» Given problem
Leave out the pictures and retype exactly the lines from the one with "Type out the text in this image." through the end of the records.

[start Data shown]

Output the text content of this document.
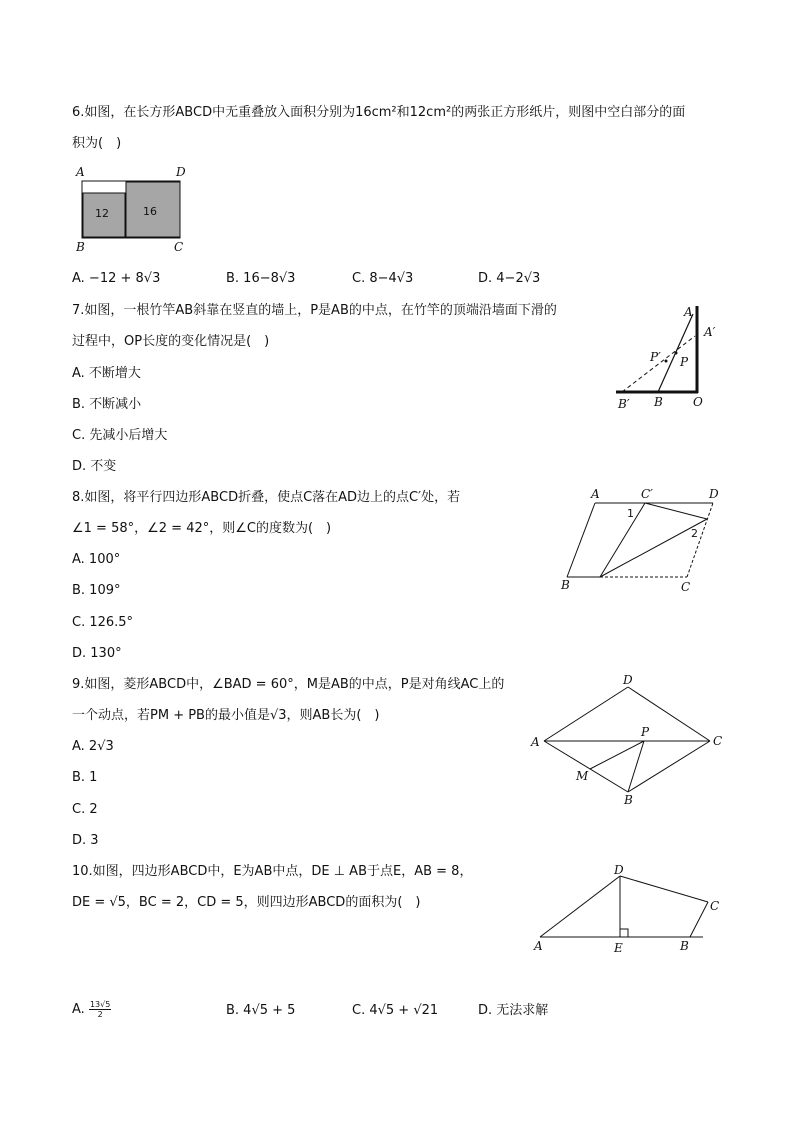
6.如图，在长方形ABCD中无重叠放入面积分别为16cm²和12cm²的两张正方形纸片，则图中空白部分的面
积为(　)
A	D
B	C
12	16
A. −12 + 8√3	B. 16−8√3	C. 8−4√3	D. 4−2√3
7.如图，一根竹竿AB斜靠在竖直的墙上，P是AB的中点，在竹竿的顶端沿墙面下滑的
过程中，OP长度的变化情况是(　)
A. 不断增大
B. 不断减小
C. 先减小后增大
D. 不变
A
A′
P′ P
B′ B	O
8.如图，将平行四边形ABCD折叠，使点C落在AD边上的点C′处，若
∠1 = 58°，∠2 = 42°，则∠C的度数为(　)
A. 100°
B. 109°
C. 126.5°
D. 130°
A	C′	D
1
2
B	C
9.如图，菱形ABCD中，∠BAD = 60°，M是AB的中点，P是对角线AC上的
一个动点，若PM + PB的最小值是√3，则AB长为(　)
A. 2√3
B. 1
C. 2
D. 3
D
A
P
C
M
B
10.如图，四边形ABCD中，E为AB中点，DE ⊥ AB于点E，AB = 8，
DE = √5，BC = 2，CD = 5，则四边形ABCD的面积为(　)
D
C
A	E	B
A. $\frac{13√5}{2}$	B. 4√5 + 5	C. 4√5 + √21	D. 无法求解
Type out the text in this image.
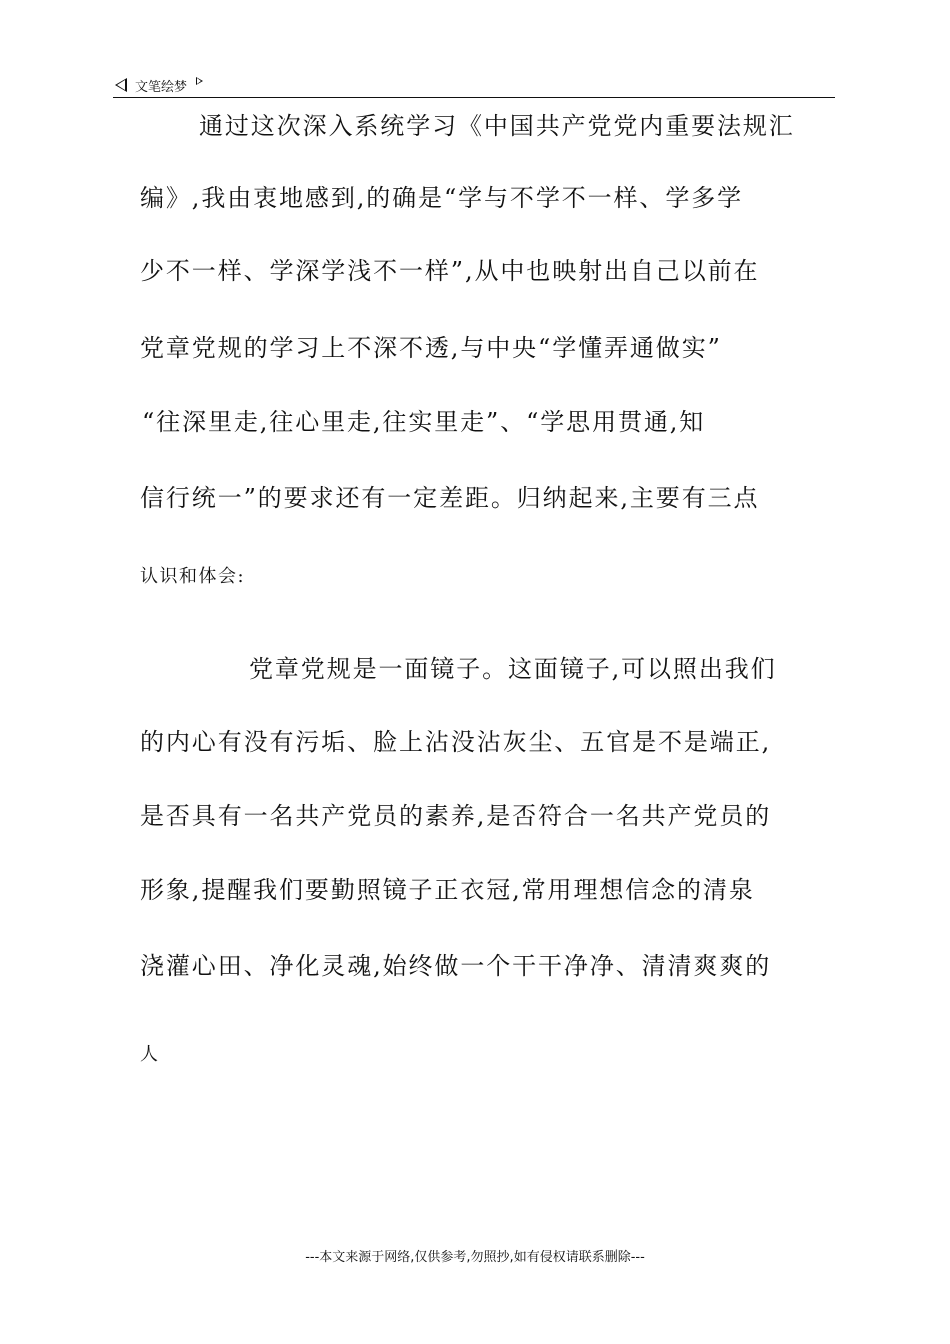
文笔绘梦
通过这次深入系统学习《中国共产党党内重要法规汇
编》,我由衷地感到,的确是“学与不学不一样、学多学
少不一样、学深学浅不一样”,从中也映射出自己以前在
党章党规的学习上不深不透,与中央“学懂弄通做实”
“往深里走,往心里走,往实里走”、“学思用贯通,知
信行统一”的要求还有一定差距。归纳起来,主要有三点
认识和体会:
党章党规是一面镜子。这面镜子,可以照出我们
的内心有没有污垢、脸上沾没沾灰尘、五官是不是端正,
是否具有一名共产党员的素养,是否符合一名共产党员的
形象,提醒我们要勤照镜子正衣冠,常用理想信念的清泉
浇灌心田、净化灵魂,始终做一个干干净净、清清爽爽的
人
---本文来源于网络,仅供参考,勿照抄,如有侵权请联系删除---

[end Data shown]

» Task result
Type out the text in this image.
文笔绘梦
通过这次深入系统学习《中国共产党党内重要法规汇
编》,我由衷地感到,的确是“学与不学不一样、学多学
少不一样、学深学浅不一样”,从中也映射出自己以前在
党章党规的学习上不深不透,与中央“学懂弄通做实”
“往深里走,往心里走,往实里走”、“学思用贯通,知
信行统一”的要求还有一定差距。归纳起来,主要有三点
认识和体会:
党章党规是一面镜子。这面镜子,可以照出我们
的内心有没有污垢、脸上沾没沾灰尘、五官是不是端正,
是否具有一名共产党员的素养,是否符合一名共产党员的
形象,提醒我们要勤照镜子正衣冠,常用理想信念的清泉
浇灌心田、净化灵魂,始终做一个干干净净、清清爽爽的
人
---本文来源于网络,仅供参考,勿照抄,如有侵权请联系删除---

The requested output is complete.